start
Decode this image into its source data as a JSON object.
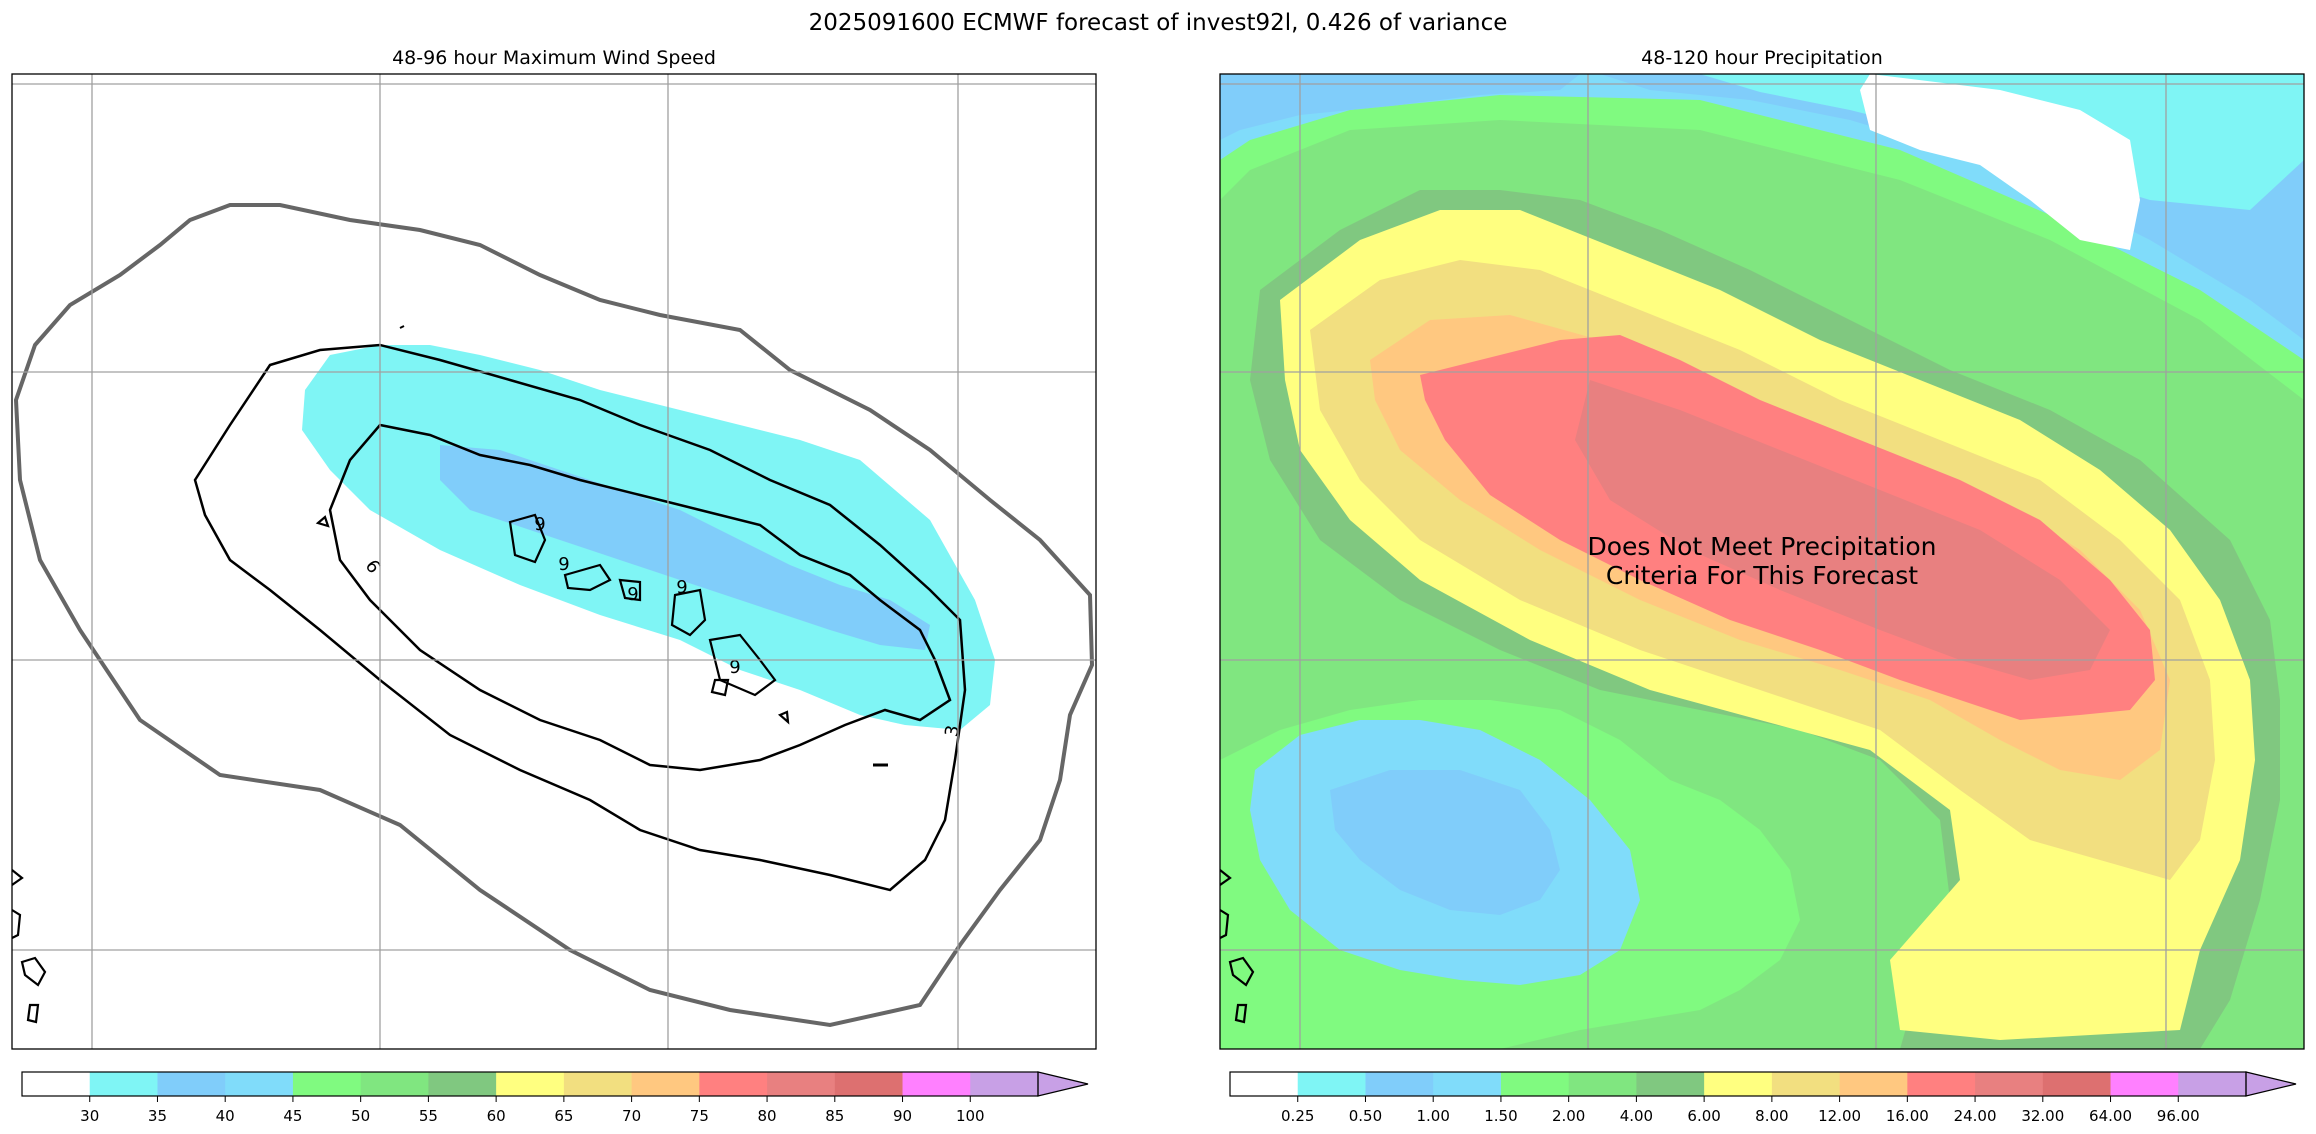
{
  "suptitle": "2025091600 ECMWF forecast of invest92l, 0.426 of variance",
  "chart_data": [
    {
      "type": "heatmap",
      "title": "48-96 hour Maximum Wind Speed",
      "variable": "maximum wind speed",
      "colorbar": {
        "ticks": [
          "30",
          "35",
          "40",
          "45",
          "50",
          "55",
          "60",
          "65",
          "70",
          "75",
          "80",
          "85",
          "90",
          "100"
        ],
        "colors": [
          "#ffffff",
          "#7ff5f5",
          "#80cdfa",
          "#80dcfa",
          "#80fa80",
          "#80e680",
          "#80c880",
          "#ffff80",
          "#f2df80",
          "#ffc880",
          "#ff8080",
          "#e88080",
          "#dd7070",
          "#ff80ff",
          "#c8a0e6"
        ],
        "extend": "max"
      },
      "shaded_levels_present": [
        "30-35",
        "35-40"
      ],
      "contour_labels": [
        "3",
        "6",
        "9",
        "9",
        "9",
        "9",
        "9"
      ],
      "grid": true
    },
    {
      "type": "heatmap",
      "title": "48-120 hour Precipitation",
      "variable": "precipitation",
      "annotation": "Does Not Meet Precipitation\nCriteria For This Forecast",
      "colorbar": {
        "ticks": [
          "0.25",
          "0.50",
          "1.00",
          "1.50",
          "2.00",
          "4.00",
          "6.00",
          "8.00",
          "12.00",
          "16.00",
          "24.00",
          "32.00",
          "64.00",
          "96.00"
        ],
        "colors": [
          "#ffffff",
          "#7ff5f5",
          "#80cdfa",
          "#80dcfa",
          "#80fa80",
          "#80e680",
          "#80c880",
          "#ffff80",
          "#f2df80",
          "#ffc880",
          "#ff8080",
          "#e88080",
          "#dd7070",
          "#ff80ff",
          "#c8a0e6"
        ],
        "extend": "max"
      },
      "shaded_levels_present": [
        "0.50-1.00",
        "1.00-1.50",
        "1.50-2.00",
        "2.00-4.00",
        "4.00-6.00",
        "6.00-8.00",
        "8.00-12.00",
        "12.00-16.00",
        "16.00-24.00",
        "24.00-32.00"
      ],
      "grid": true
    }
  ]
}
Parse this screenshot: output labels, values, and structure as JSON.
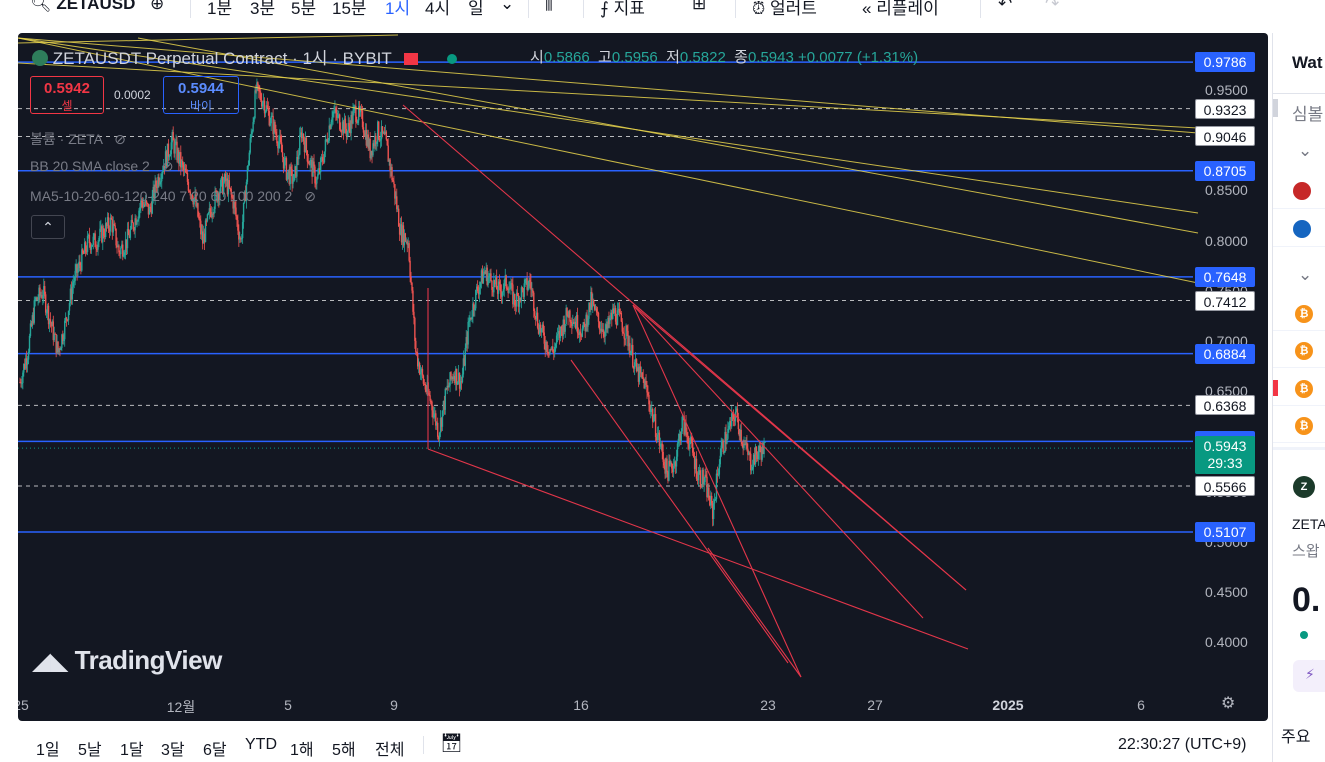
end
Aim:
Report only how many lines in the records contain the word "JSON".

Answer to the task:
2